Task: Give only the number of lines in the records that contain the word "hade".

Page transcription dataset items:
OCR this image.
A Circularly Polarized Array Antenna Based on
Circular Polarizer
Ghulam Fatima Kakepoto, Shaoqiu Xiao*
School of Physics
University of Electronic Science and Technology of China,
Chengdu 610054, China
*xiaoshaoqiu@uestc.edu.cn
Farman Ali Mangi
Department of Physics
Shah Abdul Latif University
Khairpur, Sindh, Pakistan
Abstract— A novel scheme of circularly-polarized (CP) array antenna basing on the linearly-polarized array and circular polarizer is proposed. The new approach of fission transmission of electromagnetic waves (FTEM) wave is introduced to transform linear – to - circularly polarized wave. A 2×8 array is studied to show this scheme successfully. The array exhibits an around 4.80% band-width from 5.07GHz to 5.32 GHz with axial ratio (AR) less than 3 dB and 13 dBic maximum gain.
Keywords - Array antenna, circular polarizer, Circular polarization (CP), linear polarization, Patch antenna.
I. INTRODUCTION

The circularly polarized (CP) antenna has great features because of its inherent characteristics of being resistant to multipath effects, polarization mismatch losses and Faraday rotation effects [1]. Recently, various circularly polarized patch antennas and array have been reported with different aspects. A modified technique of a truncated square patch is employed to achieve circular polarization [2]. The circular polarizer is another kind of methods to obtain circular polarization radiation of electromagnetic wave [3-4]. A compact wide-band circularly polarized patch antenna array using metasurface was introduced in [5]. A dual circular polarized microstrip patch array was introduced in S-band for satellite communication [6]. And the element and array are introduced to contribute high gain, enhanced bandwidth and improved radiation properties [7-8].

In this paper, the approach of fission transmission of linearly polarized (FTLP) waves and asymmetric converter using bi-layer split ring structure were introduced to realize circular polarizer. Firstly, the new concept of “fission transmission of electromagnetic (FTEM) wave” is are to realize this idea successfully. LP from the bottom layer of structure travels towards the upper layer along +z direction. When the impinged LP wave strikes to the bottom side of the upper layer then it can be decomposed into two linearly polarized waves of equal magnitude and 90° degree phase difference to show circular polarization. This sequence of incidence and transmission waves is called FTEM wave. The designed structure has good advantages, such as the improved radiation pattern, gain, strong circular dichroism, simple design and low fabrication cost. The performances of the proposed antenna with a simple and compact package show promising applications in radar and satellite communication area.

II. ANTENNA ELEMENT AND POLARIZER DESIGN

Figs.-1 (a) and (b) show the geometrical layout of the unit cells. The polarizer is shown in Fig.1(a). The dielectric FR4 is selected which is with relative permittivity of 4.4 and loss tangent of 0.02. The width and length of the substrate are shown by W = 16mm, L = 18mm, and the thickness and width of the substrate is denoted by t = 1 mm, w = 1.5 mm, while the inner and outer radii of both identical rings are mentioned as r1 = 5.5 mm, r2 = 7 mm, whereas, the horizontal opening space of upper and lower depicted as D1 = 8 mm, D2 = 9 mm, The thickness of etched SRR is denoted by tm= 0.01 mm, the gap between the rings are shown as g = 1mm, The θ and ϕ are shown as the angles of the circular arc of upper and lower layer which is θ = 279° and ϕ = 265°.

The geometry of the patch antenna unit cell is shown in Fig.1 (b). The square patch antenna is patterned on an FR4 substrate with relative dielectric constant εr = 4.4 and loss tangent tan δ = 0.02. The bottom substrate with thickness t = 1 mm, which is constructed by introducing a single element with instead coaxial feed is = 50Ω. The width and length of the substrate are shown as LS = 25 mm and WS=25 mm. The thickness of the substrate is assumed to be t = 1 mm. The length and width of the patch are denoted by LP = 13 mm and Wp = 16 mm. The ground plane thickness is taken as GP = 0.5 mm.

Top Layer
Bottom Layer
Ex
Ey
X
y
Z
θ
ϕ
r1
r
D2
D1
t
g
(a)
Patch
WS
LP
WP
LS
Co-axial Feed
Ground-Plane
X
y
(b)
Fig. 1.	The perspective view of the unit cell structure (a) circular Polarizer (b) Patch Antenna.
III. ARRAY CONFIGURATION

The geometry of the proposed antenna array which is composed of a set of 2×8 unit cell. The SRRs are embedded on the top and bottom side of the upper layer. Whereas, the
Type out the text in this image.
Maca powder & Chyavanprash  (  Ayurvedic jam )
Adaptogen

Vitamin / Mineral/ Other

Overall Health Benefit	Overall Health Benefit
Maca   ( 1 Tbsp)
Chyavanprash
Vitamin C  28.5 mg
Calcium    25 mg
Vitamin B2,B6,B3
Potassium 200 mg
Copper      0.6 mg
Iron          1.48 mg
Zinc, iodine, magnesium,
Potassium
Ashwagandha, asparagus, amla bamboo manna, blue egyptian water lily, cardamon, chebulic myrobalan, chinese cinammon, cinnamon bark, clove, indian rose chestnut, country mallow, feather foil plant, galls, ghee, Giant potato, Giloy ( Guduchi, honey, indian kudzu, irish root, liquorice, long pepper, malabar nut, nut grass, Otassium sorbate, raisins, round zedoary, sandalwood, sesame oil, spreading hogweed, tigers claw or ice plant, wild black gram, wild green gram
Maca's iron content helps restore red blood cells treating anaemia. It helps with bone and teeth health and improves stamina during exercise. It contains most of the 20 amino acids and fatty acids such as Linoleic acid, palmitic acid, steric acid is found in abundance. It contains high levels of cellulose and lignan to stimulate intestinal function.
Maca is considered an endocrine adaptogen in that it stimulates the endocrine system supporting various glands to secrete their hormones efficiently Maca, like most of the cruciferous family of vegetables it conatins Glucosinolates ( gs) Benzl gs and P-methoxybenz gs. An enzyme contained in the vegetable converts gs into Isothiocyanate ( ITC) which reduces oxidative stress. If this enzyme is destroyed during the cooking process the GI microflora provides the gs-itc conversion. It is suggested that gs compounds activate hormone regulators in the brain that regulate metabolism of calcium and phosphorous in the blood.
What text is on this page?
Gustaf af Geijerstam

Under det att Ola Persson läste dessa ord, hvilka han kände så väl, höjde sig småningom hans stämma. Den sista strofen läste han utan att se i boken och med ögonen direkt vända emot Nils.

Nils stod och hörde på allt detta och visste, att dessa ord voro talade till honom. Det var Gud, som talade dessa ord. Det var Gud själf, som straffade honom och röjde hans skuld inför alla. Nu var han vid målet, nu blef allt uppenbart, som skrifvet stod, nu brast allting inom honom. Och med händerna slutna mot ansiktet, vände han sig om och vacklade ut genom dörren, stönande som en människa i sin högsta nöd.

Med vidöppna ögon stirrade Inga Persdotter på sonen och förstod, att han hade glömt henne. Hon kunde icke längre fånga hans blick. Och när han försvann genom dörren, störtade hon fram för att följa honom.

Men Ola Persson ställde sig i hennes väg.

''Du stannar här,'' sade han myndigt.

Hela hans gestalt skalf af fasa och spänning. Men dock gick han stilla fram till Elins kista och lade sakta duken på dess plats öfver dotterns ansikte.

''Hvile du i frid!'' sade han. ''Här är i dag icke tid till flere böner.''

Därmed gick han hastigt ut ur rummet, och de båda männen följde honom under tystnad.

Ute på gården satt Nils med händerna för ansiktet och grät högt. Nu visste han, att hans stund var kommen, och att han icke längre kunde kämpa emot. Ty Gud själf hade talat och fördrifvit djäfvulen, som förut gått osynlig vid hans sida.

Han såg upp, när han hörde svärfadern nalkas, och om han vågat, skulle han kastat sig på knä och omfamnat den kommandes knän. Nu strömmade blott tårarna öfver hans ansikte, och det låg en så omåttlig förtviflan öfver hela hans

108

Result of this task: 2